Copy out each line exactly; pictures stay out of the copy.
-- Start of TASK DATA --
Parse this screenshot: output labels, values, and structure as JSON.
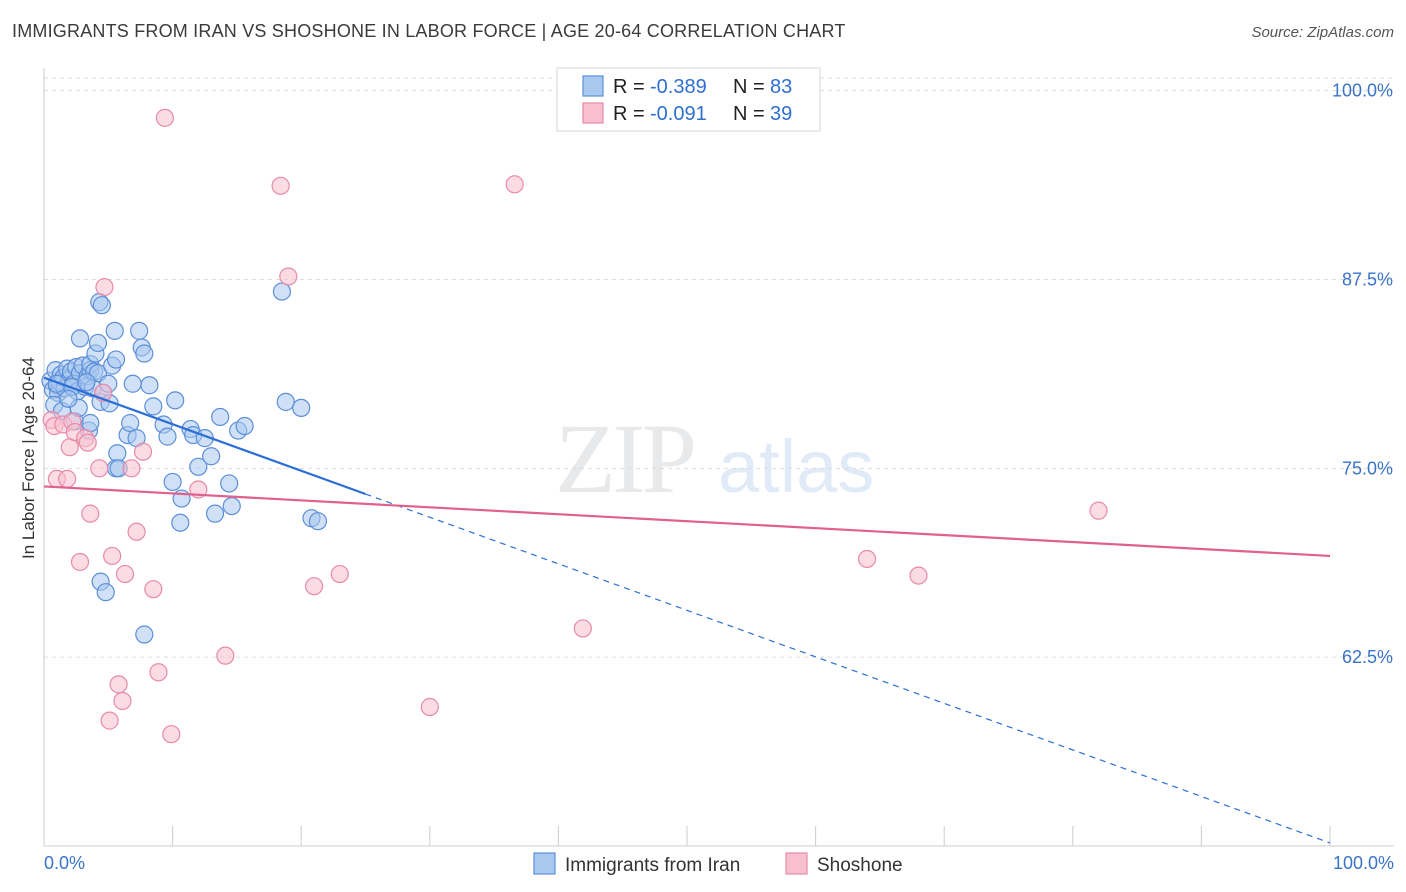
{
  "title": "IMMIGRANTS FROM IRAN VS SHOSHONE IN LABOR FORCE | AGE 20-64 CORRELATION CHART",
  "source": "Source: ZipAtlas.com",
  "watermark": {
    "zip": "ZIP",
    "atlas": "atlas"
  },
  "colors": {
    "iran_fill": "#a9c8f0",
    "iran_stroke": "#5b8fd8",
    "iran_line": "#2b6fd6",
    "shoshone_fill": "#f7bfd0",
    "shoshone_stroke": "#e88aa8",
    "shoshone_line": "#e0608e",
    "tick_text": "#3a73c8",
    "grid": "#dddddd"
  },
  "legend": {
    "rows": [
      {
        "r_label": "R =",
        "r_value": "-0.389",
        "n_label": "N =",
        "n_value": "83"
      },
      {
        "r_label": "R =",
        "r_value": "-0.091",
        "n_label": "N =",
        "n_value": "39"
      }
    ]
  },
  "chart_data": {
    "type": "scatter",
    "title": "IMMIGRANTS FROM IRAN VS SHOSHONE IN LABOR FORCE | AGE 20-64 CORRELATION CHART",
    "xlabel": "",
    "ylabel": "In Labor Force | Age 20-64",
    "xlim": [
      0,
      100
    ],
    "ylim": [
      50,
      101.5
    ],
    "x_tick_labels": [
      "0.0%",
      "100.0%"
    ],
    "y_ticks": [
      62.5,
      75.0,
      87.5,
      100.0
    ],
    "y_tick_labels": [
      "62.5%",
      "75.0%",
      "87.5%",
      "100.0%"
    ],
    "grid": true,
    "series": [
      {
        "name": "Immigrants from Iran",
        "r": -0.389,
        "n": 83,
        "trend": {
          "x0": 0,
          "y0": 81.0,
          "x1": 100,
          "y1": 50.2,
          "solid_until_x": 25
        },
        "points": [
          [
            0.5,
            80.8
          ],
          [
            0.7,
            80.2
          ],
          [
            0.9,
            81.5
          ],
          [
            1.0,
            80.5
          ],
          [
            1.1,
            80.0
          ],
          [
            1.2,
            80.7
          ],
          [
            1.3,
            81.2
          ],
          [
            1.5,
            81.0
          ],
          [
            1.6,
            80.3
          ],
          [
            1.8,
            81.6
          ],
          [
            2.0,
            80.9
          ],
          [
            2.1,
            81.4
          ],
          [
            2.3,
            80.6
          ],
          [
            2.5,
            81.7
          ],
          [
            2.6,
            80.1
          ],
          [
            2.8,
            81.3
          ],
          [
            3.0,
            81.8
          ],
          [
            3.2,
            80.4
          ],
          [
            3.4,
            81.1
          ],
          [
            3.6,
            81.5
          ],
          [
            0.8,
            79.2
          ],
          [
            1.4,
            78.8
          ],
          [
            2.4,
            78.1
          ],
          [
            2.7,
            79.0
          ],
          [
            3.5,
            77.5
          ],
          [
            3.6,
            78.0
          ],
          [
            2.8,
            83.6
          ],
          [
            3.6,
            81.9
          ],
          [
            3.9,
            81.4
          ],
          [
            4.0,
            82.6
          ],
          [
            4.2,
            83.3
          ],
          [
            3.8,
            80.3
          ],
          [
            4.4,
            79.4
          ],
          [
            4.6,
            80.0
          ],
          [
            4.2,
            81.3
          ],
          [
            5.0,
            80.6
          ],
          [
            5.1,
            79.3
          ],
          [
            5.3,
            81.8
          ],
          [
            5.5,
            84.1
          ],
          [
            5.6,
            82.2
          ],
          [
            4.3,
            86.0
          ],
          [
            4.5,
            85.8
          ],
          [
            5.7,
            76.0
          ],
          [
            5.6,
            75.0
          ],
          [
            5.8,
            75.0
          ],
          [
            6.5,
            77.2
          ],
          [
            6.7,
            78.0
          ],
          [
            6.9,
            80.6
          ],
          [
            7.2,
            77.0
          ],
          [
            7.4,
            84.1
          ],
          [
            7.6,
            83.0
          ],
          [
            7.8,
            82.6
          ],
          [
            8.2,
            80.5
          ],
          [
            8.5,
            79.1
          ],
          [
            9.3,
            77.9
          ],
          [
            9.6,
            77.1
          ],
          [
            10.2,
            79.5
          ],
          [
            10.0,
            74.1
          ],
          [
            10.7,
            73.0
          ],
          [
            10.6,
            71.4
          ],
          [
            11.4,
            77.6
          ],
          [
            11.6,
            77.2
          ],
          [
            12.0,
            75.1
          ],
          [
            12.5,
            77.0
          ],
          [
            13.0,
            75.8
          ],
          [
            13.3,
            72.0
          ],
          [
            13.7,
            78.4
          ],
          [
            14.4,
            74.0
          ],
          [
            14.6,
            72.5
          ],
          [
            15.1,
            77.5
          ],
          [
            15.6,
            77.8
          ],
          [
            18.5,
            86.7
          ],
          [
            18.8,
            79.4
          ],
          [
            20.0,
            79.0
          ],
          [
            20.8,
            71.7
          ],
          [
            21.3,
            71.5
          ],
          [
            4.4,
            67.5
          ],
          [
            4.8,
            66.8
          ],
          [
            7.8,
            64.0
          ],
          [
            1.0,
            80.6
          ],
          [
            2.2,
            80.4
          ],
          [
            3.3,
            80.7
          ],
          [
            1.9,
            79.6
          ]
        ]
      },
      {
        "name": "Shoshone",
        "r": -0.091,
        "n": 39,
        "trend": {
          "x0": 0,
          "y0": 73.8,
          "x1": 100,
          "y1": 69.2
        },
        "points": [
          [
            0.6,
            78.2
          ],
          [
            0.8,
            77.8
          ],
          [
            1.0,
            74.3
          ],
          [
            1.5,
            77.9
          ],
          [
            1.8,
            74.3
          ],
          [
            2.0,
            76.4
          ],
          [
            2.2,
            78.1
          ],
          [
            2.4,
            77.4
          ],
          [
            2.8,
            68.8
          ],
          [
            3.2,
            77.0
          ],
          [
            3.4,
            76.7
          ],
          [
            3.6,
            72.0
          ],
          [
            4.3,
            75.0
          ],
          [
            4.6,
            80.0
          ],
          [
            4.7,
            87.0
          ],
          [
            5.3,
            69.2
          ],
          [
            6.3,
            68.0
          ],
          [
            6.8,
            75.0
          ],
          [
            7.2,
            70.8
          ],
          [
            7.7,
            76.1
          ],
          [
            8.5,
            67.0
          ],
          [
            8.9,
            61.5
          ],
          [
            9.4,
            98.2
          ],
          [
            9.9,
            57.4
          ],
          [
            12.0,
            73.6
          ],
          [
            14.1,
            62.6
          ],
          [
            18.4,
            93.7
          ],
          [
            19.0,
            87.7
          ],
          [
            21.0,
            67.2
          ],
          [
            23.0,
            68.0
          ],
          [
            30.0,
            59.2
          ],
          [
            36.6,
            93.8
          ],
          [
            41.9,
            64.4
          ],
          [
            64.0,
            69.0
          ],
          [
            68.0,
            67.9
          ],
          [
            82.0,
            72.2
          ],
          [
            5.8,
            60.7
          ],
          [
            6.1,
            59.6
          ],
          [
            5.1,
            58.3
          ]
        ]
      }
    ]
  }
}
-- End of TASK DATA --
## ANSWER BELOW
Parse this screenshot: output labels, values, and structure as JSON.
{
  "title": "IMMIGRANTS FROM IRAN VS SHOSHONE IN LABOR FORCE | AGE 20-64 CORRELATION CHART",
  "source": "Source: ZipAtlas.com",
  "watermark": {
    "zip": "ZIP",
    "atlas": "atlas"
  },
  "colors": {
    "iran_fill": "#a9c8f0",
    "iran_stroke": "#5b8fd8",
    "iran_line": "#2b6fd6",
    "shoshone_fill": "#f7bfd0",
    "shoshone_stroke": "#e88aa8",
    "shoshone_line": "#e0608e",
    "tick_text": "#3a73c8",
    "grid": "#dddddd"
  },
  "legend": {
    "rows": [
      {
        "r_label": "R =",
        "r_value": "-0.389",
        "n_label": "N =",
        "n_value": "83"
      },
      {
        "r_label": "R =",
        "r_value": "-0.091",
        "n_label": "N =",
        "n_value": "39"
      }
    ]
  },
  "chart_data": {
    "type": "scatter",
    "title": "IMMIGRANTS FROM IRAN VS SHOSHONE IN LABOR FORCE | AGE 20-64 CORRELATION CHART",
    "xlabel": "",
    "ylabel": "In Labor Force | Age 20-64",
    "xlim": [
      0,
      100
    ],
    "ylim": [
      50,
      101.5
    ],
    "x_tick_labels": [
      "0.0%",
      "100.0%"
    ],
    "y_ticks": [
      62.5,
      75.0,
      87.5,
      100.0
    ],
    "y_tick_labels": [
      "62.5%",
      "75.0%",
      "87.5%",
      "100.0%"
    ],
    "grid": true,
    "series": [
      {
        "name": "Immigrants from Iran",
        "r": -0.389,
        "n": 83,
        "trend": {
          "x0": 0,
          "y0": 81.0,
          "x1": 100,
          "y1": 50.2,
          "solid_until_x": 25
        },
        "points": [
          [
            0.5,
            80.8
          ],
          [
            0.7,
            80.2
          ],
          [
            0.9,
            81.5
          ],
          [
            1.0,
            80.5
          ],
          [
            1.1,
            80.0
          ],
          [
            1.2,
            80.7
          ],
          [
            1.3,
            81.2
          ],
          [
            1.5,
            81.0
          ],
          [
            1.6,
            80.3
          ],
          [
            1.8,
            81.6
          ],
          [
            2.0,
            80.9
          ],
          [
            2.1,
            81.4
          ],
          [
            2.3,
            80.6
          ],
          [
            2.5,
            81.7
          ],
          [
            2.6,
            80.1
          ],
          [
            2.8,
            81.3
          ],
          [
            3.0,
            81.8
          ],
          [
            3.2,
            80.4
          ],
          [
            3.4,
            81.1
          ],
          [
            3.6,
            81.5
          ],
          [
            0.8,
            79.2
          ],
          [
            1.4,
            78.8
          ],
          [
            2.4,
            78.1
          ],
          [
            2.7,
            79.0
          ],
          [
            3.5,
            77.5
          ],
          [
            3.6,
            78.0
          ],
          [
            2.8,
            83.6
          ],
          [
            3.6,
            81.9
          ],
          [
            3.9,
            81.4
          ],
          [
            4.0,
            82.6
          ],
          [
            4.2,
            83.3
          ],
          [
            3.8,
            80.3
          ],
          [
            4.4,
            79.4
          ],
          [
            4.6,
            80.0
          ],
          [
            4.2,
            81.3
          ],
          [
            5.0,
            80.6
          ],
          [
            5.1,
            79.3
          ],
          [
            5.3,
            81.8
          ],
          [
            5.5,
            84.1
          ],
          [
            5.6,
            82.2
          ],
          [
            4.3,
            86.0
          ],
          [
            4.5,
            85.8
          ],
          [
            5.7,
            76.0
          ],
          [
            5.6,
            75.0
          ],
          [
            5.8,
            75.0
          ],
          [
            6.5,
            77.2
          ],
          [
            6.7,
            78.0
          ],
          [
            6.9,
            80.6
          ],
          [
            7.2,
            77.0
          ],
          [
            7.4,
            84.1
          ],
          [
            7.6,
            83.0
          ],
          [
            7.8,
            82.6
          ],
          [
            8.2,
            80.5
          ],
          [
            8.5,
            79.1
          ],
          [
            9.3,
            77.9
          ],
          [
            9.6,
            77.1
          ],
          [
            10.2,
            79.5
          ],
          [
            10.0,
            74.1
          ],
          [
            10.7,
            73.0
          ],
          [
            10.6,
            71.4
          ],
          [
            11.4,
            77.6
          ],
          [
            11.6,
            77.2
          ],
          [
            12.0,
            75.1
          ],
          [
            12.5,
            77.0
          ],
          [
            13.0,
            75.8
          ],
          [
            13.3,
            72.0
          ],
          [
            13.7,
            78.4
          ],
          [
            14.4,
            74.0
          ],
          [
            14.6,
            72.5
          ],
          [
            15.1,
            77.5
          ],
          [
            15.6,
            77.8
          ],
          [
            18.5,
            86.7
          ],
          [
            18.8,
            79.4
          ],
          [
            20.0,
            79.0
          ],
          [
            20.8,
            71.7
          ],
          [
            21.3,
            71.5
          ],
          [
            4.4,
            67.5
          ],
          [
            4.8,
            66.8
          ],
          [
            7.8,
            64.0
          ],
          [
            1.0,
            80.6
          ],
          [
            2.2,
            80.4
          ],
          [
            3.3,
            80.7
          ],
          [
            1.9,
            79.6
          ]
        ]
      },
      {
        "name": "Shoshone",
        "r": -0.091,
        "n": 39,
        "trend": {
          "x0": 0,
          "y0": 73.8,
          "x1": 100,
          "y1": 69.2
        },
        "points": [
          [
            0.6,
            78.2
          ],
          [
            0.8,
            77.8
          ],
          [
            1.0,
            74.3
          ],
          [
            1.5,
            77.9
          ],
          [
            1.8,
            74.3
          ],
          [
            2.0,
            76.4
          ],
          [
            2.2,
            78.1
          ],
          [
            2.4,
            77.4
          ],
          [
            2.8,
            68.8
          ],
          [
            3.2,
            77.0
          ],
          [
            3.4,
            76.7
          ],
          [
            3.6,
            72.0
          ],
          [
            4.3,
            75.0
          ],
          [
            4.6,
            80.0
          ],
          [
            4.7,
            87.0
          ],
          [
            5.3,
            69.2
          ],
          [
            6.3,
            68.0
          ],
          [
            6.8,
            75.0
          ],
          [
            7.2,
            70.8
          ],
          [
            7.7,
            76.1
          ],
          [
            8.5,
            67.0
          ],
          [
            8.9,
            61.5
          ],
          [
            9.4,
            98.2
          ],
          [
            9.9,
            57.4
          ],
          [
            12.0,
            73.6
          ],
          [
            14.1,
            62.6
          ],
          [
            18.4,
            93.7
          ],
          [
            19.0,
            87.7
          ],
          [
            21.0,
            67.2
          ],
          [
            23.0,
            68.0
          ],
          [
            30.0,
            59.2
          ],
          [
            36.6,
            93.8
          ],
          [
            41.9,
            64.4
          ],
          [
            64.0,
            69.0
          ],
          [
            68.0,
            67.9
          ],
          [
            82.0,
            72.2
          ],
          [
            5.8,
            60.7
          ],
          [
            6.1,
            59.6
          ],
          [
            5.1,
            58.3
          ]
        ]
      }
    ]
  }
}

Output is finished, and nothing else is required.